EXERCISE REQUIREMENTS »
Take the material below and write it all out again exactly.

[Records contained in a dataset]
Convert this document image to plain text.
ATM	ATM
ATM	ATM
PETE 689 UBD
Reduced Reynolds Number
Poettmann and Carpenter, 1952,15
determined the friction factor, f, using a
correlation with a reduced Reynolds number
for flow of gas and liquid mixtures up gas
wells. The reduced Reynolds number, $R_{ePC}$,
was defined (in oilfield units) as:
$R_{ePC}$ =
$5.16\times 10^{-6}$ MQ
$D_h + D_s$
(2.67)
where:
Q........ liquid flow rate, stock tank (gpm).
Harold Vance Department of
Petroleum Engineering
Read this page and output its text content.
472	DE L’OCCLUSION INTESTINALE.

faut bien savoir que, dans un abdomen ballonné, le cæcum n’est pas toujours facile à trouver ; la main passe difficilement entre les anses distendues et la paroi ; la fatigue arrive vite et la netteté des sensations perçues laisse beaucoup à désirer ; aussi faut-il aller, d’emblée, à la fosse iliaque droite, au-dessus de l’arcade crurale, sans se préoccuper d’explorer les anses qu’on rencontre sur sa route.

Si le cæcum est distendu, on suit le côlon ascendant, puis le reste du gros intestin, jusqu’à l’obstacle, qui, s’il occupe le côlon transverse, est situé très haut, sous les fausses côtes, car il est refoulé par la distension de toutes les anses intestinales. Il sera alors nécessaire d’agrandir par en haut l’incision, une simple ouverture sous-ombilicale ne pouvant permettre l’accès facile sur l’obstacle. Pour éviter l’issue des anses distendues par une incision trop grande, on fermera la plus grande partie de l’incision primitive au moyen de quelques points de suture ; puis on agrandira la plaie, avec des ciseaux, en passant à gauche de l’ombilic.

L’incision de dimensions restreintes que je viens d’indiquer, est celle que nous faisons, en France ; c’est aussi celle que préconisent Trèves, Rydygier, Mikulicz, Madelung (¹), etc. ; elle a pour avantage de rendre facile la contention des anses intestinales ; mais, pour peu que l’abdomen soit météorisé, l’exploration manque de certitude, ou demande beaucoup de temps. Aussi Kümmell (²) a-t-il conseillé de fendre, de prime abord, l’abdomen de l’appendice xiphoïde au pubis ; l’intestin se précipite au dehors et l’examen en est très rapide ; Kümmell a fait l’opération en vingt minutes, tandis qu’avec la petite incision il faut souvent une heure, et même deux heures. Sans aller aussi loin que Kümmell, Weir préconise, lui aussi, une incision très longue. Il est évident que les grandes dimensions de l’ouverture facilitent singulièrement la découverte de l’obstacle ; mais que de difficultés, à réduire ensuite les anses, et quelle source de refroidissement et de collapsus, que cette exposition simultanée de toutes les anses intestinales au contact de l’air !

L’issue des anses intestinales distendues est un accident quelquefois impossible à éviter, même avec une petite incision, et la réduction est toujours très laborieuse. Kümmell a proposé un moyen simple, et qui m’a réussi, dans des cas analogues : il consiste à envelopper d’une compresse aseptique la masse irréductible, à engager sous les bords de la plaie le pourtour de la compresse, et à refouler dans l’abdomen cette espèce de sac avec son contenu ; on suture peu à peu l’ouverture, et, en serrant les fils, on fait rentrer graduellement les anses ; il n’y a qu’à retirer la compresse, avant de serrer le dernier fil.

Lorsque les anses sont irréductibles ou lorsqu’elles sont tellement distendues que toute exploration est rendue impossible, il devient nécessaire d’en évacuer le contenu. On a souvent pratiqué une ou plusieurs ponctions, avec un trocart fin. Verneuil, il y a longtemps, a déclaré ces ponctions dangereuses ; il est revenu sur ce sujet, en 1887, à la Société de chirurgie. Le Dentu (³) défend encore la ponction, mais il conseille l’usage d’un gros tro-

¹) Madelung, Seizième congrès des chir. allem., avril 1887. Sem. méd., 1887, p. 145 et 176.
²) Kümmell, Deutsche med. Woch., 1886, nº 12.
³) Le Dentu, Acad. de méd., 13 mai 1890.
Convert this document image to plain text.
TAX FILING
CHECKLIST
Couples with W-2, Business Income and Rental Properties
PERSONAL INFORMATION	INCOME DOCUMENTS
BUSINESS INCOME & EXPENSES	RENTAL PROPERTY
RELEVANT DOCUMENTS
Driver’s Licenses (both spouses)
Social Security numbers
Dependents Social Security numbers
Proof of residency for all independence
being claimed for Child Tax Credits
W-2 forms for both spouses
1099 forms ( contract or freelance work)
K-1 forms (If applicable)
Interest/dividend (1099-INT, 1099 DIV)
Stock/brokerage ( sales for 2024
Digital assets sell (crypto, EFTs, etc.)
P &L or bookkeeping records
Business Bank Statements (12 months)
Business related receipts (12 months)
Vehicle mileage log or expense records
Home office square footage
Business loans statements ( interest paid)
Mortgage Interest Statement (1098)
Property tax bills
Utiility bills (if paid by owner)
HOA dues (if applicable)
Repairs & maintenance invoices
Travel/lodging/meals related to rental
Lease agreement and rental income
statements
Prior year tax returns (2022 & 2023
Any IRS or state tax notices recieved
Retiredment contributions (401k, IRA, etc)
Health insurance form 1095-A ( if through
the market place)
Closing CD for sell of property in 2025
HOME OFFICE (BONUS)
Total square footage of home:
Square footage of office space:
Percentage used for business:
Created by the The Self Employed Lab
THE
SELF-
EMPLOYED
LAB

ANSWER TO THE PROBLEM »
Convert this document image to plain text.
ATM	ATM
ATM	ATM
PETE 689 UBD
Reduced Reynolds Number
Poettmann and Carpenter, 1952,15
determined the friction factor, f, using a
correlation with a reduced Reynolds number
for flow of gas and liquid mixtures up gas
wells. The reduced Reynolds number, $R_{ePC}$,
was defined (in oilfield units) as:
$R_{ePC}$ =
$5.16\times 10^{-6}$ MQ
$D_h + D_s$
(2.67)
where:
Q........ liquid flow rate, stock tank (gpm).
Harold Vance Department of
Petroleum Engineering
Read this page and output its text content.
472	DE L’OCCLUSION INTESTINALE.

faut bien savoir que, dans un abdomen ballonné, le cæcum n’est pas toujours facile à trouver ; la main passe difficilement entre les anses distendues et la paroi ; la fatigue arrive vite et la netteté des sensations perçues laisse beaucoup à désirer ; aussi faut-il aller, d’emblée, à la fosse iliaque droite, au-dessus de l’arcade crurale, sans se préoccuper d’explorer les anses qu’on rencontre sur sa route.

Si le cæcum est distendu, on suit le côlon ascendant, puis le reste du gros intestin, jusqu’à l’obstacle, qui, s’il occupe le côlon transverse, est situé très haut, sous les fausses côtes, car il est refoulé par la distension de toutes les anses intestinales. Il sera alors nécessaire d’agrandir par en haut l’incision, une simple ouverture sous-ombilicale ne pouvant permettre l’accès facile sur l’obstacle. Pour éviter l’issue des anses distendues par une incision trop grande, on fermera la plus grande partie de l’incision primitive au moyen de quelques points de suture ; puis on agrandira la plaie, avec des ciseaux, en passant à gauche de l’ombilic.

L’incision de dimensions restreintes que je viens d’indiquer, est celle que nous faisons, en France ; c’est aussi celle que préconisent Trèves, Rydygier, Mikulicz, Madelung (¹), etc. ; elle a pour avantage de rendre facile la contention des anses intestinales ; mais, pour peu que l’abdomen soit météorisé, l’exploration manque de certitude, ou demande beaucoup de temps. Aussi Kümmell (²) a-t-il conseillé de fendre, de prime abord, l’abdomen de l’appendice xiphoïde au pubis ; l’intestin se précipite au dehors et l’examen en est très rapide ; Kümmell a fait l’opération en vingt minutes, tandis qu’avec la petite incision il faut souvent une heure, et même deux heures. Sans aller aussi loin que Kümmell, Weir préconise, lui aussi, une incision très longue. Il est évident que les grandes dimensions de l’ouverture facilitent singulièrement la découverte de l’obstacle ; mais que de difficultés, à réduire ensuite les anses, et quelle source de refroidissement et de collapsus, que cette exposition simultanée de toutes les anses intestinales au contact de l’air !

L’issue des anses intestinales distendues est un accident quelquefois impossible à éviter, même avec une petite incision, et la réduction est toujours très laborieuse. Kümmell a proposé un moyen simple, et qui m’a réussi, dans des cas analogues : il consiste à envelopper d’une compresse aseptique la masse irréductible, à engager sous les bords de la plaie le pourtour de la compresse, et à refouler dans l’abdomen cette espèce de sac avec son contenu ; on suture peu à peu l’ouverture, et, en serrant les fils, on fait rentrer graduellement les anses ; il n’y a qu’à retirer la compresse, avant de serrer le dernier fil.

Lorsque les anses sont irréductibles ou lorsqu’elles sont tellement distendues que toute exploration est rendue impossible, il devient nécessaire d’en évacuer le contenu. On a souvent pratiqué une ou plusieurs ponctions, avec un trocart fin. Verneuil, il y a longtemps, a déclaré ces ponctions dangereuses ; il est revenu sur ce sujet, en 1887, à la Société de chirurgie. Le Dentu (³) défend encore la ponction, mais il conseille l’usage d’un gros tro-

¹) Madelung, Seizième congrès des chir. allem., avril 1887. Sem. méd., 1887, p. 145 et 176.
²) Kümmell, Deutsche med. Woch., 1886, nº 12.
³) Le Dentu, Acad. de méd., 13 mai 1890.
Convert this document image to plain text.
TAX FILING
CHECKLIST
Couples with W-2, Business Income and Rental Properties
PERSONAL INFORMATION	INCOME DOCUMENTS
BUSINESS INCOME & EXPENSES	RENTAL PROPERTY
RELEVANT DOCUMENTS
Driver’s Licenses (both spouses)
Social Security numbers
Dependents Social Security numbers
Proof of residency for all independence
being claimed for Child Tax Credits
W-2 forms for both spouses
1099 forms ( contract or freelance work)
K-1 forms (If applicable)
Interest/dividend (1099-INT, 1099 DIV)
Stock/brokerage ( sales for 2024
Digital assets sell (crypto, EFTs, etc.)
P &L or bookkeeping records
Business Bank Statements (12 months)
Business related receipts (12 months)
Vehicle mileage log or expense records
Home office square footage
Business loans statements ( interest paid)
Mortgage Interest Statement (1098)
Property tax bills
Utiility bills (if paid by owner)
HOA dues (if applicable)
Repairs & maintenance invoices
Travel/lodging/meals related to rental
Lease agreement and rental income
statements
Prior year tax returns (2022 & 2023
Any IRS or state tax notices recieved
Retiredment contributions (401k, IRA, etc)
Health insurance form 1095-A ( if through
the market place)
Closing CD for sell of property in 2025
HOME OFFICE (BONUS)
Total square footage of home:
Square footage of office space:
Percentage used for business:
Created by the The Self Employed Lab
THE
SELF-
EMPLOYED
LAB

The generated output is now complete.